Figure contents as structured data >>
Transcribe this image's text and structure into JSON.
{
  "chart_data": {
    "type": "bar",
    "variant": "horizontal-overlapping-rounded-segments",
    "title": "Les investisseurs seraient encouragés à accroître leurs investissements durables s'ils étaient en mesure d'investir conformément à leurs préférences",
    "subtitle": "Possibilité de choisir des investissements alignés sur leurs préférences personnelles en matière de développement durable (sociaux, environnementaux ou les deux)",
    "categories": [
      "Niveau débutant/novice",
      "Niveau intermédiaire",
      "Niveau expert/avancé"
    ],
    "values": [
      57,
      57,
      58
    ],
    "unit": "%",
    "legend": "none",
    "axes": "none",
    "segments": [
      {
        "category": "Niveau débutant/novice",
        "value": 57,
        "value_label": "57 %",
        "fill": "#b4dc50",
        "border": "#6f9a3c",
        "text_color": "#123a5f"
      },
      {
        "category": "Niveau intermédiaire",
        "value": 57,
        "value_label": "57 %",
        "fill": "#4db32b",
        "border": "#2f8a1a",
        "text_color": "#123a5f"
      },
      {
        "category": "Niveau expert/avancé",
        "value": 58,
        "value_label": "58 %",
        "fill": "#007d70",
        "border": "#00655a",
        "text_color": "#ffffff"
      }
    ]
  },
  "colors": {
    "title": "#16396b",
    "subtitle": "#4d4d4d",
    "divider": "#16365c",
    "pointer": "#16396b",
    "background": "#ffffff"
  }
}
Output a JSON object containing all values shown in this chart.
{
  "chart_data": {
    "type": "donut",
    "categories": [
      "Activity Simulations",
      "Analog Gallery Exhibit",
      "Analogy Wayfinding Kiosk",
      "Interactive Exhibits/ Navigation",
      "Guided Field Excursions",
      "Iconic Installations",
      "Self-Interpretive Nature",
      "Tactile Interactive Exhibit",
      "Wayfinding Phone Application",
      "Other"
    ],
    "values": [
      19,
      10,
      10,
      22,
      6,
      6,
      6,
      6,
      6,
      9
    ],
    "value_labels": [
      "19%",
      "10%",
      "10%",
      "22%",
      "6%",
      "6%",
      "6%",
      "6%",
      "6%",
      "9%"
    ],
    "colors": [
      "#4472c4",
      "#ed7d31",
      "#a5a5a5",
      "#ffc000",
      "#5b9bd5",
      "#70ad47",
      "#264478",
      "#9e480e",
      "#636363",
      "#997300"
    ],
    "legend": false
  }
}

Short exercise >> Would you reproduce all the entries exactly?

The reply >>
Transcribe this image's text and structure into JSON.
{
  "chart_data": {
    "type": "bar",
    "variant": "horizontal-overlapping-rounded-segments",
    "title": "Les investisseurs seraient encouragés à accroître leurs investissements durables s'ils étaient en mesure d'investir conformément à leurs préférences",
    "subtitle": "Possibilité de choisir des investissements alignés sur leurs préférences personnelles en matière de développement durable (sociaux, environnementaux ou les deux)",
    "categories": [
      "Niveau débutant/novice",
      "Niveau intermédiaire",
      "Niveau expert/avancé"
    ],
    "values": [
      57,
      57,
      58
    ],
    "unit": "%",
    "legend": "none",
    "axes": "none",
    "segments": [
      {
        "category": "Niveau débutant/novice",
        "value": 57,
        "value_label": "57 %",
        "fill": "#b4dc50",
        "border": "#6f9a3c",
        "text_color": "#123a5f"
      },
      {
        "category": "Niveau intermédiaire",
        "value": 57,
        "value_label": "57 %",
        "fill": "#4db32b",
        "border": "#2f8a1a",
        "text_color": "#123a5f"
      },
      {
        "category": "Niveau expert/avancé",
        "value": 58,
        "value_label": "58 %",
        "fill": "#007d70",
        "border": "#00655a",
        "text_color": "#ffffff"
      }
    ]
  },
  "colors": {
    "title": "#16396b",
    "subtitle": "#4d4d4d",
    "divider": "#16365c",
    "pointer": "#16396b",
    "background": "#ffffff"
  }
}
Output a JSON object containing all values shown in this chart.
{
  "chart_data": {
    "type": "donut",
    "categories": [
      "Activity Simulations",
      "Analog Gallery Exhibit",
      "Analogy Wayfinding Kiosk",
      "Interactive Exhibits/ Navigation",
      "Guided Field Excursions",
      "Iconic Installations",
      "Self-Interpretive Nature",
      "Tactile Interactive Exhibit",
      "Wayfinding Phone Application",
      "Other"
    ],
    "values": [
      19,
      10,
      10,
      22,
      6,
      6,
      6,
      6,
      6,
      9
    ],
    "value_labels": [
      "19%",
      "10%",
      "10%",
      "22%",
      "6%",
      "6%",
      "6%",
      "6%",
      "6%",
      "9%"
    ],
    "colors": [
      "#4472c4",
      "#ed7d31",
      "#a5a5a5",
      "#ffc000",
      "#5b9bd5",
      "#70ad47",
      "#264478",
      "#9e480e",
      "#636363",
      "#997300"
    ],
    "legend": false
  }
}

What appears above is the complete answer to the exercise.